Set out every line bearing the string "Hologram".

▸ Excerpted data
┏━━

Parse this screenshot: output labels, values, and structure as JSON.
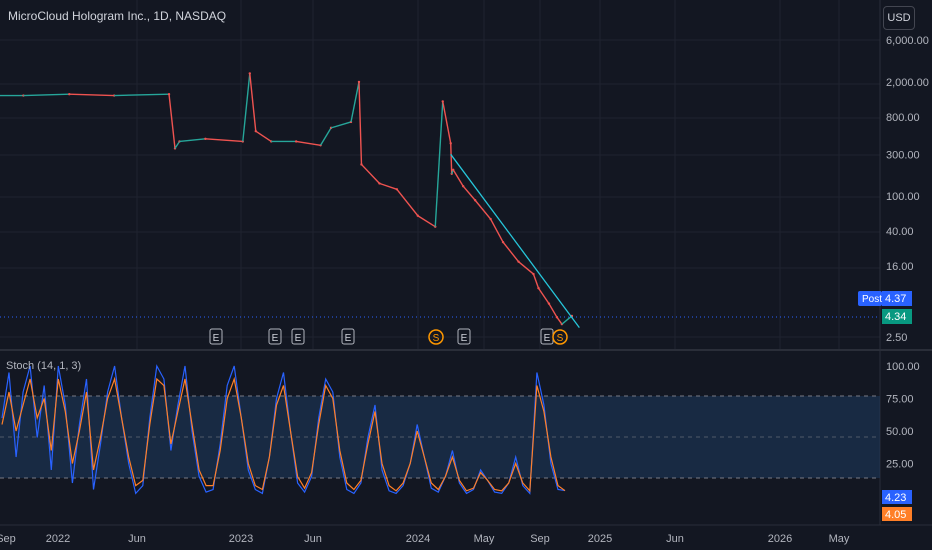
{
  "header": {
    "symbol_title": "MicroCloud Hologram Inc., 1D, NASDAQ",
    "currency_button": "USD"
  },
  "indicator": {
    "title": "Stoch (14, 1, 3)"
  },
  "price_axis": {
    "ticks": [
      "6,000.00",
      "2,000.00",
      "800.00",
      "300.00",
      "100.00",
      "40.00",
      "16.00",
      "2.50"
    ],
    "post_label": "Post",
    "post_price": "4.37",
    "last_price": "4.34"
  },
  "stoch_axis": {
    "ticks": [
      "100.00",
      "75.00",
      "50.00",
      "25.00"
    ],
    "k_value": "4.23",
    "d_value": "4.05"
  },
  "time_axis": {
    "labels": [
      "Sep",
      "2022",
      "Jun",
      "2023",
      "Jun",
      "2024",
      "May",
      "Sep",
      "2025",
      "Jun",
      "2026",
      "May"
    ]
  },
  "events": [
    {
      "type": "earnings",
      "label": "E"
    },
    {
      "type": "earnings",
      "label": "E"
    },
    {
      "type": "earnings",
      "label": "E"
    },
    {
      "type": "earnings",
      "label": "E"
    },
    {
      "type": "split",
      "label": "S"
    },
    {
      "type": "earnings",
      "label": "E"
    },
    {
      "type": "earnings",
      "label": "E"
    },
    {
      "type": "split",
      "label": "S"
    }
  ],
  "colors": {
    "background": "#131722",
    "up": "#26a69a",
    "down": "#ef5350",
    "trendline": "#26c6da",
    "stoch_k": "#2962ff",
    "stoch_d": "#ff7f27",
    "post_badge": "#2962ff",
    "last_badge": "#089981",
    "split_marker": "#ff9800",
    "band_fill": "#1e3a5f"
  },
  "chart_data": [
    {
      "type": "line",
      "title": "MicroCloud Hologram Inc., 1D, NASDAQ",
      "yscale": "log",
      "ylim": [
        2.0,
        8000
      ],
      "x": [
        "2021-08-01",
        "2021-10-01",
        "2022-01-01",
        "2022-04-01",
        "2022-07-20",
        "2022-08-01",
        "2022-08-10",
        "2022-10-01",
        "2022-12-15",
        "2022-12-29",
        "2023-01-10",
        "2023-02-10",
        "2023-04-01",
        "2023-05-20",
        "2023-06-10",
        "2023-07-20",
        "2023-08-05",
        "2023-08-10",
        "2023-09-15",
        "2023-10-20",
        "2023-12-01",
        "2024-01-05",
        "2024-01-20",
        "2024-02-05",
        "2024-02-07",
        "2024-02-10",
        "2024-03-01",
        "2024-03-25",
        "2024-04-25",
        "2024-05-20",
        "2024-06-20",
        "2024-07-20",
        "2024-07-30",
        "2024-08-20",
        "2024-09-05",
        "2024-09-15",
        "2024-10-05"
      ],
      "y": [
        1400,
        1400,
        1450,
        1400,
        1450,
        350,
        420,
        450,
        420,
        2500,
        550,
        420,
        420,
        380,
        600,
        700,
        2000,
        230,
        140,
        120,
        60,
        45,
        1200,
        400,
        180,
        200,
        130,
        90,
        55,
        30,
        18,
        13,
        9,
        6,
        4.2,
        3.5,
        4.34
      ],
      "trendline": {
        "from": [
          "2024-02-05",
          300
        ],
        "to": [
          "2024-10-20",
          3.2
        ]
      },
      "post_price": 4.37,
      "last_price": 4.34
    },
    {
      "type": "line",
      "title": "Stoch (14, 1, 3)",
      "ylim": [
        0,
        100
      ],
      "bands": [
        20,
        50,
        80
      ],
      "series": [
        {
          "name": "%K",
          "values": [
            60,
            95,
            30,
            80,
            100,
            45,
            85,
            20,
            100,
            70,
            10,
            55,
            90,
            5,
            40,
            80,
            100,
            60,
            25,
            2,
            8,
            60,
            100,
            90,
            35,
            70,
            100,
            50,
            15,
            3,
            5,
            40,
            85,
            100,
            60,
            20,
            5,
            2,
            30,
            75,
            95,
            50,
            10,
            3,
            15,
            60,
            90,
            80,
            30,
            5,
            2,
            10,
            45,
            70,
            20,
            4,
            2,
            8,
            25,
            55,
            30,
            6,
            3,
            15,
            35,
            10,
            2,
            5,
            20,
            12,
            3,
            2,
            10,
            30,
            8,
            2,
            95,
            70,
            25,
            5,
            4.23
          ]
        },
        {
          "name": "%D",
          "values": [
            55,
            80,
            50,
            70,
            90,
            60,
            75,
            35,
            90,
            65,
            25,
            50,
            80,
            20,
            45,
            75,
            90,
            60,
            30,
            8,
            12,
            55,
            90,
            85,
            40,
            65,
            90,
            55,
            20,
            8,
            8,
            35,
            75,
            90,
            60,
            25,
            8,
            5,
            30,
            70,
            85,
            50,
            15,
            6,
            18,
            55,
            85,
            75,
            35,
            10,
            5,
            12,
            40,
            65,
            25,
            8,
            4,
            10,
            25,
            50,
            30,
            10,
            5,
            15,
            30,
            12,
            4,
            6,
            18,
            12,
            5,
            4,
            10,
            25,
            10,
            4,
            85,
            65,
            30,
            8,
            4.05
          ]
        }
      ]
    }
  ]
}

┗━━

▸ Written answer
    "symbol_title": "MicroCloud Hologram Inc., 1D, NASDAQ",
      "title": "MicroCloud Hologram Inc., 1D, NASDAQ",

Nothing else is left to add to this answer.